---- Records supplied

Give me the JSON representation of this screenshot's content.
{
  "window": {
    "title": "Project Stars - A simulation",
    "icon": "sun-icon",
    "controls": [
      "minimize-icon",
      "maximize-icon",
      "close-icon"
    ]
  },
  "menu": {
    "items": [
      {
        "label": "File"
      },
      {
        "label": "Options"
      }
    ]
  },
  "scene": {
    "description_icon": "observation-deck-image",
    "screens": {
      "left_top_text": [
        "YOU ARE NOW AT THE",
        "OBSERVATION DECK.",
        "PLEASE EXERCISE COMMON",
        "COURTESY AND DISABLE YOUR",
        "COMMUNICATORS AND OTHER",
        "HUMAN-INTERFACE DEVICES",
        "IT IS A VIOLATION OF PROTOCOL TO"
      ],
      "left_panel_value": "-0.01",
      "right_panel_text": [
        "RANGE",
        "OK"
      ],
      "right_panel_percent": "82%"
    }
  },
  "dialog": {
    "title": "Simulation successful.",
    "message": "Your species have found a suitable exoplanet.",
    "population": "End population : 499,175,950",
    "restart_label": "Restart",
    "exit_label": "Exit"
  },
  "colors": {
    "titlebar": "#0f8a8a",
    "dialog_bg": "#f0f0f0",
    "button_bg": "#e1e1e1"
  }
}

--------

Provide all the records again, word for word.

Give me the JSON representation of this screenshot's content.
{
  "window": {
    "title": "Project Stars - A simulation",
    "icon": "sun-icon",
    "controls": [
      "minimize-icon",
      "maximize-icon",
      "close-icon"
    ]
  },
  "menu": {
    "items": [
      {
        "label": "File"
      },
      {
        "label": "Options"
      }
    ]
  },
  "scene": {
    "description_icon": "observation-deck-image",
    "screens": {
      "left_top_text": [
        "YOU ARE NOW AT THE",
        "OBSERVATION DECK.",
        "PLEASE EXERCISE COMMON",
        "COURTESY AND DISABLE YOUR",
        "COMMUNICATORS AND OTHER",
        "HUMAN-INTERFACE DEVICES",
        "IT IS A VIOLATION OF PROTOCOL TO"
      ],
      "left_panel_value": "-0.01",
      "right_panel_text": [
        "RANGE",
        "OK"
      ],
      "right_panel_percent": "82%"
    }
  },
  "dialog": {
    "title": "Simulation successful.",
    "message": "Your species have found a suitable exoplanet.",
    "population": "End population : 499,175,950",
    "restart_label": "Restart",
    "exit_label": "Exit"
  },
  "colors": {
    "titlebar": "#0f8a8a",
    "dialog_bg": "#f0f0f0",
    "button_bg": "#e1e1e1"
  }
}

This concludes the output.